> **EXERCISE DESCRIPTION**:
Return all the data, word for word.
** begin GIVEN DATA **
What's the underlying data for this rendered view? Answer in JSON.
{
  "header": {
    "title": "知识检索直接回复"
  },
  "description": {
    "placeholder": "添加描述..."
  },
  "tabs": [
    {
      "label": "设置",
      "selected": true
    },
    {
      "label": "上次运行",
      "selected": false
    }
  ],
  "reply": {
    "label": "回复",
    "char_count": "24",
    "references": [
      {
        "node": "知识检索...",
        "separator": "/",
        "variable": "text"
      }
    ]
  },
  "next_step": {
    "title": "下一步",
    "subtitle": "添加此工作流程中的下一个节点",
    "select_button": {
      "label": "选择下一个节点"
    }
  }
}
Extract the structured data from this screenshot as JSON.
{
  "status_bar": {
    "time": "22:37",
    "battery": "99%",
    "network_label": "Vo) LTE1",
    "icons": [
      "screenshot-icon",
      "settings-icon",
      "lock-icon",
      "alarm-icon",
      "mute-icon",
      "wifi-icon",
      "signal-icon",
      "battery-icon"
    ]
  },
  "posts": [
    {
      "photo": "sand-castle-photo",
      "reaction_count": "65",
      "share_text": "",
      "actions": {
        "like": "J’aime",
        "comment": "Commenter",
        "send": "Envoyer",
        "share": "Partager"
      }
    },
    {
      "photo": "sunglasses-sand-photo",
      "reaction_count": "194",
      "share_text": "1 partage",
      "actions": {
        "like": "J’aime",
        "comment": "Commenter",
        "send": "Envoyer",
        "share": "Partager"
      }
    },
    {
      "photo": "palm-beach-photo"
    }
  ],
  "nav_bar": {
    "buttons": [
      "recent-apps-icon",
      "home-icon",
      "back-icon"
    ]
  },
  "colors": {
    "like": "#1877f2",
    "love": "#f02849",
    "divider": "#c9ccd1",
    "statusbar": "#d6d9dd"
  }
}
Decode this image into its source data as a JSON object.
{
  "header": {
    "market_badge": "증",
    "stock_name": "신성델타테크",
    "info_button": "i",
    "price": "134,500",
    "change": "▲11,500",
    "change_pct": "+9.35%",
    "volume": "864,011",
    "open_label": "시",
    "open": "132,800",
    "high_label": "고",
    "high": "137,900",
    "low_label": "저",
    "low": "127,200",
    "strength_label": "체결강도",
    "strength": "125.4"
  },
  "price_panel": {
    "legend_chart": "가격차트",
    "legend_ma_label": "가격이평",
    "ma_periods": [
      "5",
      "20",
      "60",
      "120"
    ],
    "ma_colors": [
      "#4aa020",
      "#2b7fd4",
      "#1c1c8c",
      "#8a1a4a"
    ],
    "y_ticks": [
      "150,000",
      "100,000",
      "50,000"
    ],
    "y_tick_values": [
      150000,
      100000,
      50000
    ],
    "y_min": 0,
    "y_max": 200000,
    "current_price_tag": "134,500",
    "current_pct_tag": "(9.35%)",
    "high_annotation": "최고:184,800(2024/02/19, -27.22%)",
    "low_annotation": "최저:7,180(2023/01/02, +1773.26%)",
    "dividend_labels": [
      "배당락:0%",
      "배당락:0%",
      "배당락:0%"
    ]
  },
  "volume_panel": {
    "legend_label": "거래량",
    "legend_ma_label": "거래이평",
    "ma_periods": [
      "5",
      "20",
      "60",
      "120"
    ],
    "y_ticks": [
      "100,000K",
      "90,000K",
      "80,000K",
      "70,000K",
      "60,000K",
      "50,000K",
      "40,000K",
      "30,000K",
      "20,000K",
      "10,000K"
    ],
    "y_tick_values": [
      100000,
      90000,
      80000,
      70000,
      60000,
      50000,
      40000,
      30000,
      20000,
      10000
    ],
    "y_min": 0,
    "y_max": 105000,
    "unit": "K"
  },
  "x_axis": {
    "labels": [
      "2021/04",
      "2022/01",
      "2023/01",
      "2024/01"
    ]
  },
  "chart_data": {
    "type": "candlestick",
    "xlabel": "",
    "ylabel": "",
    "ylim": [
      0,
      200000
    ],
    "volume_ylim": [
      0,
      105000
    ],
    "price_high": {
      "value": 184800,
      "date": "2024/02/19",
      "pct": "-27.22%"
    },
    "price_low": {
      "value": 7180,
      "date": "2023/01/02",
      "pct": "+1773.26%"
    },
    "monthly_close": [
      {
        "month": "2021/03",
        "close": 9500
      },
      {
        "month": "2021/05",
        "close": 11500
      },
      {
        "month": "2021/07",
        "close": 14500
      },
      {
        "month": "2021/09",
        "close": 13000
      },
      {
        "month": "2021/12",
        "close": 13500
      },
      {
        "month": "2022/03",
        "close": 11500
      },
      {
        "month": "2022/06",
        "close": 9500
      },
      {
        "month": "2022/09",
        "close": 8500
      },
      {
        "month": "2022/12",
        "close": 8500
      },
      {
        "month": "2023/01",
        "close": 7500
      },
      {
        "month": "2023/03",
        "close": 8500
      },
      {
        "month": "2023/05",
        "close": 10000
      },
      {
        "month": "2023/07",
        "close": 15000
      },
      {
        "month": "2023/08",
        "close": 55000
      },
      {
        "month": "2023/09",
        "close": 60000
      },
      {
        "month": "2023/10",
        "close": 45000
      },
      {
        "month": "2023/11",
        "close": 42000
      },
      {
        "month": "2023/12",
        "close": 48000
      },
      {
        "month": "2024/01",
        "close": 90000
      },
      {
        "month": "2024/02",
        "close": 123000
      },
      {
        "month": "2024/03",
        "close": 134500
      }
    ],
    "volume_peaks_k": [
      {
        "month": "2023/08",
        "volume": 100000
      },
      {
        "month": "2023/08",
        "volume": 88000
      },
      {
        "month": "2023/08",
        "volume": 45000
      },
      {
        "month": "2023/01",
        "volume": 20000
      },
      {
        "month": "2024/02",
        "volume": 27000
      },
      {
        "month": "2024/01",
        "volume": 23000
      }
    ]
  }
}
** end GIVEN DATA **
> **CORRECT ANSWER**:
What's the underlying data for this rendered view? Answer in JSON.
{
  "header": {
    "title": "知识检索直接回复"
  },
  "description": {
    "placeholder": "添加描述..."
  },
  "tabs": [
    {
      "label": "设置",
      "selected": true
    },
    {
      "label": "上次运行",
      "selected": false
    }
  ],
  "reply": {
    "label": "回复",
    "char_count": "24",
    "references": [
      {
        "node": "知识检索...",
        "separator": "/",
        "variable": "text"
      }
    ]
  },
  "next_step": {
    "title": "下一步",
    "subtitle": "添加此工作流程中的下一个节点",
    "select_button": {
      "label": "选择下一个节点"
    }
  }
}
Extract the structured data from this screenshot as JSON.
{
  "status_bar": {
    "time": "22:37",
    "battery": "99%",
    "network_label": "Vo) LTE1",
    "icons": [
      "screenshot-icon",
      "settings-icon",
      "lock-icon",
      "alarm-icon",
      "mute-icon",
      "wifi-icon",
      "signal-icon",
      "battery-icon"
    ]
  },
  "posts": [
    {
      "photo": "sand-castle-photo",
      "reaction_count": "65",
      "share_text": "",
      "actions": {
        "like": "J’aime",
        "comment": "Commenter",
        "send": "Envoyer",
        "share": "Partager"
      }
    },
    {
      "photo": "sunglasses-sand-photo",
      "reaction_count": "194",
      "share_text": "1 partage",
      "actions": {
        "like": "J’aime",
        "comment": "Commenter",
        "send": "Envoyer",
        "share": "Partager"
      }
    },
    {
      "photo": "palm-beach-photo"
    }
  ],
  "nav_bar": {
    "buttons": [
      "recent-apps-icon",
      "home-icon",
      "back-icon"
    ]
  },
  "colors": {
    "like": "#1877f2",
    "love": "#f02849",
    "divider": "#c9ccd1",
    "statusbar": "#d6d9dd"
  }
}
Decode this image into its source data as a JSON object.
{
  "header": {
    "market_badge": "증",
    "stock_name": "신성델타테크",
    "info_button": "i",
    "price": "134,500",
    "change": "▲11,500",
    "change_pct": "+9.35%",
    "volume": "864,011",
    "open_label": "시",
    "open": "132,800",
    "high_label": "고",
    "high": "137,900",
    "low_label": "저",
    "low": "127,200",
    "strength_label": "체결강도",
    "strength": "125.4"
  },
  "price_panel": {
    "legend_chart": "가격차트",
    "legend_ma_label": "가격이평",
    "ma_periods": [
      "5",
      "20",
      "60",
      "120"
    ],
    "ma_colors": [
      "#4aa020",
      "#2b7fd4",
      "#1c1c8c",
      "#8a1a4a"
    ],
    "y_ticks": [
      "150,000",
      "100,000",
      "50,000"
    ],
    "y_tick_values": [
      150000,
      100000,
      50000
    ],
    "y_min": 0,
    "y_max": 200000,
    "current_price_tag": "134,500",
    "current_pct_tag": "(9.35%)",
    "high_annotation": "최고:184,800(2024/02/19, -27.22%)",
    "low_annotation": "최저:7,180(2023/01/02, +1773.26%)",
    "dividend_labels": [
      "배당락:0%",
      "배당락:0%",
      "배당락:0%"
    ]
  },
  "volume_panel": {
    "legend_label": "거래량",
    "legend_ma_label": "거래이평",
    "ma_periods": [
      "5",
      "20",
      "60",
      "120"
    ],
    "y_ticks": [
      "100,000K",
      "90,000K",
      "80,000K",
      "70,000K",
      "60,000K",
      "50,000K",
      "40,000K",
      "30,000K",
      "20,000K",
      "10,000K"
    ],
    "y_tick_values": [
      100000,
      90000,
      80000,
      70000,
      60000,
      50000,
      40000,
      30000,
      20000,
      10000
    ],
    "y_min": 0,
    "y_max": 105000,
    "unit": "K"
  },
  "x_axis": {
    "labels": [
      "2021/04",
      "2022/01",
      "2023/01",
      "2024/01"
    ]
  },
  "chart_data": {
    "type": "candlestick",
    "xlabel": "",
    "ylabel": "",
    "ylim": [
      0,
      200000
    ],
    "volume_ylim": [
      0,
      105000
    ],
    "price_high": {
      "value": 184800,
      "date": "2024/02/19",
      "pct": "-27.22%"
    },
    "price_low": {
      "value": 7180,
      "date": "2023/01/02",
      "pct": "+1773.26%"
    },
    "monthly_close": [
      {
        "month": "2021/03",
        "close": 9500
      },
      {
        "month": "2021/05",
        "close": 11500
      },
      {
        "month": "2021/07",
        "close": 14500
      },
      {
        "month": "2021/09",
        "close": 13000
      },
      {
        "month": "2021/12",
        "close": 13500
      },
      {
        "month": "2022/03",
        "close": 11500
      },
      {
        "month": "2022/06",
        "close": 9500
      },
      {
        "month": "2022/09",
        "close": 8500
      },
      {
        "month": "2022/12",
        "close": 8500
      },
      {
        "month": "2023/01",
        "close": 7500
      },
      {
        "month": "2023/03",
        "close": 8500
      },
      {
        "month": "2023/05",
        "close": 10000
      },
      {
        "month": "2023/07",
        "close": 15000
      },
      {
        "month": "2023/08",
        "close": 55000
      },
      {
        "month": "2023/09",
        "close": 60000
      },
      {
        "month": "2023/10",
        "close": 45000
      },
      {
        "month": "2023/11",
        "close": 42000
      },
      {
        "month": "2023/12",
        "close": 48000
      },
      {
        "month": "2024/01",
        "close": 90000
      },
      {
        "month": "2024/02",
        "close": 123000
      },
      {
        "month": "2024/03",
        "close": 134500
      }
    ],
    "volume_peaks_k": [
      {
        "month": "2023/08",
        "volume": 100000
      },
      {
        "month": "2023/08",
        "volume": 88000
      },
      {
        "month": "2023/08",
        "volume": 45000
      },
      {
        "month": "2023/01",
        "volume": 20000
      },
      {
        "month": "2024/02",
        "volume": 27000
      },
      {
        "month": "2024/01",
        "volume": 23000
      }
    ]
  }
}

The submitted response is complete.